Given problem →
Gather each line of the entries below that includes "carrot".
^^^^^^^^^^^^^^^^
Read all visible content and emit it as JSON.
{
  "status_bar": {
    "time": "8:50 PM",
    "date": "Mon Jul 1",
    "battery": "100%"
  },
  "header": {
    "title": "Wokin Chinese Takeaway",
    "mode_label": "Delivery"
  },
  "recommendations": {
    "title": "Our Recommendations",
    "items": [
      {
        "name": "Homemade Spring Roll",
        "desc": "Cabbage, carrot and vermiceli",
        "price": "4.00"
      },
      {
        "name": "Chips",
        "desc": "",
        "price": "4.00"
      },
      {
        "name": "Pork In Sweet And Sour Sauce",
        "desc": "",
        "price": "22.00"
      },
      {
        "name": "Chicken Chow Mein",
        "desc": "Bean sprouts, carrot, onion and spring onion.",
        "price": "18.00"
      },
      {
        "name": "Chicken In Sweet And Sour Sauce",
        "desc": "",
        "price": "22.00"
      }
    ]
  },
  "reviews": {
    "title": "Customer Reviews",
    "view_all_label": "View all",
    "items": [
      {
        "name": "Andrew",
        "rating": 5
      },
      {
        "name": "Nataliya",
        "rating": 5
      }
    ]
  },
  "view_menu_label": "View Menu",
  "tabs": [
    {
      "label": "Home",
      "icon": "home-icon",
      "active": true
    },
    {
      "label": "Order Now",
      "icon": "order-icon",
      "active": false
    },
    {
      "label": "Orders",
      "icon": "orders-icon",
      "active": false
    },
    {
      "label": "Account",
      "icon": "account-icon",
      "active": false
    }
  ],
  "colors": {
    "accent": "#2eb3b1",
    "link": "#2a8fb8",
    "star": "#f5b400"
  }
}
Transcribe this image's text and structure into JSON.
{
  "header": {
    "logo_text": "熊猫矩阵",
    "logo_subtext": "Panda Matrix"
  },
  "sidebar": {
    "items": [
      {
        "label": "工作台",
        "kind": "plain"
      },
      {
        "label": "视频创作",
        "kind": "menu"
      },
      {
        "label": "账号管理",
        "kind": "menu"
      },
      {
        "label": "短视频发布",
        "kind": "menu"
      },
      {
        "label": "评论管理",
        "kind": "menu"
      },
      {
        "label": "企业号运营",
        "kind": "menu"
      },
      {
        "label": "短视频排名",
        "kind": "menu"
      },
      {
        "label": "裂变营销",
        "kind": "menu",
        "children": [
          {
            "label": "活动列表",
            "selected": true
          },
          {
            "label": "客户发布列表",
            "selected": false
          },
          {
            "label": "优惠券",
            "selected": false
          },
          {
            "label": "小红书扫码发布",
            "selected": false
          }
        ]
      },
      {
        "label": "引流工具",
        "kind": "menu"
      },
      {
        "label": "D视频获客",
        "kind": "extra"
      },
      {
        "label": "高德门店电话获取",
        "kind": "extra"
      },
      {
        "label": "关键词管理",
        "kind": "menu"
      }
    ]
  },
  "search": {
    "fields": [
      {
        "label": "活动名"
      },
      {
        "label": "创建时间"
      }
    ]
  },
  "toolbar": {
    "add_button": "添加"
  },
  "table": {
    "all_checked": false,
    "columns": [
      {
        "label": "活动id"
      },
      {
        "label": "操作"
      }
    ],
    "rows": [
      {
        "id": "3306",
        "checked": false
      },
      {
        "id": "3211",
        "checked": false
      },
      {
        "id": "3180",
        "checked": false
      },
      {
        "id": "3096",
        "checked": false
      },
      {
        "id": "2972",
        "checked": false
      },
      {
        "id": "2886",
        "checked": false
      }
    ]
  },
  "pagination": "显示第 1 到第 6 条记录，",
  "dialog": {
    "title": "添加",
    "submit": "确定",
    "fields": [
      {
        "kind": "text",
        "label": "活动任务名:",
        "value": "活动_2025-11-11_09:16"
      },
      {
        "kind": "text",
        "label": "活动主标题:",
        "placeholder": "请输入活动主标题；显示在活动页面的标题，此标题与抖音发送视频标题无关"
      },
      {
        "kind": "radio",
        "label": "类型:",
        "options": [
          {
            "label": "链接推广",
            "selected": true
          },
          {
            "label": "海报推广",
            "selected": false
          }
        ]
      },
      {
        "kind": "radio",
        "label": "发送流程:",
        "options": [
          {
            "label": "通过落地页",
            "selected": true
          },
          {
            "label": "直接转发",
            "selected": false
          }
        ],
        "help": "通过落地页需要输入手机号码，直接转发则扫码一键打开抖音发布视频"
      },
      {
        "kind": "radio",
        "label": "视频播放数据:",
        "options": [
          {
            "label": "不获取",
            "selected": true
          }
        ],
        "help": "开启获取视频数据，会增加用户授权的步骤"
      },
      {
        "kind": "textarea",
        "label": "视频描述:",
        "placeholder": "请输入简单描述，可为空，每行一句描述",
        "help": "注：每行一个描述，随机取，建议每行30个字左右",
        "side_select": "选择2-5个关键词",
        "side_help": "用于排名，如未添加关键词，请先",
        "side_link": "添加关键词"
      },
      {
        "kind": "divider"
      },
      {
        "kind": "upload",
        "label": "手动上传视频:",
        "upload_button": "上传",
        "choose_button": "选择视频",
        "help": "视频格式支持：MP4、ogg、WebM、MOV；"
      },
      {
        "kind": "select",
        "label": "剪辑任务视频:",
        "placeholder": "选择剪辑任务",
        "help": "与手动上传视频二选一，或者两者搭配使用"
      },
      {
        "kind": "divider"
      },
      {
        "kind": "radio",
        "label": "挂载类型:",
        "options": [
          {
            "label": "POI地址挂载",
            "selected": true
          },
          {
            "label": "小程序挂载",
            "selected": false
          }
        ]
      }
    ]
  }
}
^^^^^^^^^^^^^^^^
Worked answer →
        "desc": "Cabbage, carrot and vermiceli",
        "desc": "Bean sprouts, carrot, onion and spring onion.",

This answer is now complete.